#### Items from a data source

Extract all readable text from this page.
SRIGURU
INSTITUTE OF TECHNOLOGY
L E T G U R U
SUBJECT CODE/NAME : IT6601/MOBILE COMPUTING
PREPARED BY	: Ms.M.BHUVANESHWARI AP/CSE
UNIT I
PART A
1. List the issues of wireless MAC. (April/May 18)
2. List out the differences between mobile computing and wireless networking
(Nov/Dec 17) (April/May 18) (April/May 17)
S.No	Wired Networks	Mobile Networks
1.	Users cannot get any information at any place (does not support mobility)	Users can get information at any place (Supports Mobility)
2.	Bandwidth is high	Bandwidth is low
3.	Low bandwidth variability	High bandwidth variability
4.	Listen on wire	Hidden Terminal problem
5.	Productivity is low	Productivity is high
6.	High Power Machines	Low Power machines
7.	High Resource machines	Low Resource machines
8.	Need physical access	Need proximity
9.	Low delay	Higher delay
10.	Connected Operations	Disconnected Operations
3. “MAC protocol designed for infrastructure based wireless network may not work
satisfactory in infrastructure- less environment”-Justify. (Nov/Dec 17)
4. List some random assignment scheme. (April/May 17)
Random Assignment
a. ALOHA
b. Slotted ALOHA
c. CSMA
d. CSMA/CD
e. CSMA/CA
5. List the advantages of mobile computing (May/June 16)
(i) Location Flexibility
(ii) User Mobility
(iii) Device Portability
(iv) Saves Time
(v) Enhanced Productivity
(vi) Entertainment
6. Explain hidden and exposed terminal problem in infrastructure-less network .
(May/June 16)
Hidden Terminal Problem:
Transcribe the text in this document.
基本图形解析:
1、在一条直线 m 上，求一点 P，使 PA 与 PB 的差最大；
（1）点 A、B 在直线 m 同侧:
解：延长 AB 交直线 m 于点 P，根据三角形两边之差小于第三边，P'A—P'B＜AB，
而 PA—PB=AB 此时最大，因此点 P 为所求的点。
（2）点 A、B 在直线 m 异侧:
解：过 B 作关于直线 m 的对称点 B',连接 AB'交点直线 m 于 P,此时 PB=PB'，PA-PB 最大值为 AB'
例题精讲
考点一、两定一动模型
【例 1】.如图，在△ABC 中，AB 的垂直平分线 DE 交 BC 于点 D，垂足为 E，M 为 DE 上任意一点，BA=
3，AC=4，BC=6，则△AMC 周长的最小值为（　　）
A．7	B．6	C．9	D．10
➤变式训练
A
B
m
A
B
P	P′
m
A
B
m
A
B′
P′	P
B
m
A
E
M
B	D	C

#### Work to be completed
Starting with the line that contains "Transcribe the text in this document.", write out each line through the end of the listing, exactly as it appears, and include nothing else.

#### Final result
Transcribe the text in this document.
基本图形解析:
1、在一条直线 m 上，求一点 P，使 PA 与 PB 的差最大；
（1）点 A、B 在直线 m 同侧:
解：延长 AB 交直线 m 于点 P，根据三角形两边之差小于第三边，P'A—P'B＜AB，
而 PA—PB=AB 此时最大，因此点 P 为所求的点。
（2）点 A、B 在直线 m 异侧:
解：过 B 作关于直线 m 的对称点 B',连接 AB'交点直线 m 于 P,此时 PB=PB'，PA-PB 最大值为 AB'
例题精讲
考点一、两定一动模型
【例 1】.如图，在△ABC 中，AB 的垂直平分线 DE 交 BC 于点 D，垂足为 E，M 为 DE 上任意一点，BA=
3，AC=4，BC=6，则△AMC 周长的最小值为（　　）
A．7	B．6	C．9	D．10
➤变式训练
A
B
m
A
B
P	P′
m
A
B
m
A
B′
P′	P
B
m
A
E
M
B	D	C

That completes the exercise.